Task instructions → In the listing below, find every line with the string "said" and pull it out.

Provided records →
--- begin ---
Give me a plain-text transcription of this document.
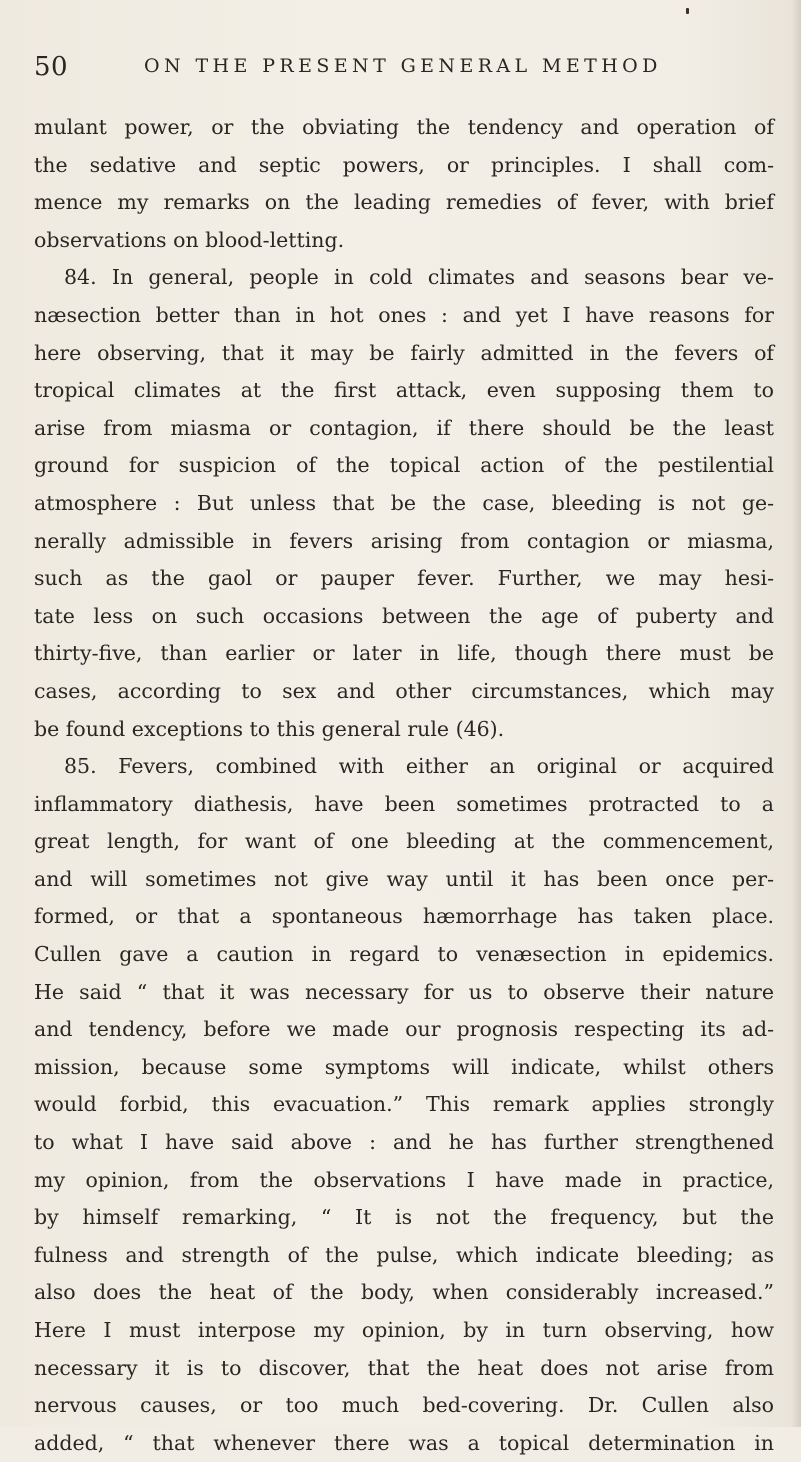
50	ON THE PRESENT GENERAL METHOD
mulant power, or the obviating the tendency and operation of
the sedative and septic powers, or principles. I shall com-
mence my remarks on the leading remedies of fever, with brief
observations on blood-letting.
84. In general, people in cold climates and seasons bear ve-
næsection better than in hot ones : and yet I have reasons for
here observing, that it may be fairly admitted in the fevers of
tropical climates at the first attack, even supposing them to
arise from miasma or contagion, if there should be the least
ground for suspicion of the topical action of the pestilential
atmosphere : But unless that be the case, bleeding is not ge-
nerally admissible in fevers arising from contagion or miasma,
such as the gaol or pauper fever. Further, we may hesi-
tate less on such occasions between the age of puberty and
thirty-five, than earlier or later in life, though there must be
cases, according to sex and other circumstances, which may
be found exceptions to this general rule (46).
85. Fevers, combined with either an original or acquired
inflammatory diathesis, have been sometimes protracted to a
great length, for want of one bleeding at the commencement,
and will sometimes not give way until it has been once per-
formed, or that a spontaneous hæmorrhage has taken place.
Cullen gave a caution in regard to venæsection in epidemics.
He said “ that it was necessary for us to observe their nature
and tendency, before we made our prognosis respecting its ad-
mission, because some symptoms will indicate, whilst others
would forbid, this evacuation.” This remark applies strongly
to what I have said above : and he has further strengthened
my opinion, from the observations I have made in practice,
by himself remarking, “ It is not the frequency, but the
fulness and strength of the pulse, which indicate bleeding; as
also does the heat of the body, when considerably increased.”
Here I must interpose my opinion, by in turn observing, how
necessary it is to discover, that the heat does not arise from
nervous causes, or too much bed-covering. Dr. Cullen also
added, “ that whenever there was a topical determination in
--- end ---
Answer to the problem →
He said “ that it was necessary for us to observe their nature
to what I have said above : and he has further strengthened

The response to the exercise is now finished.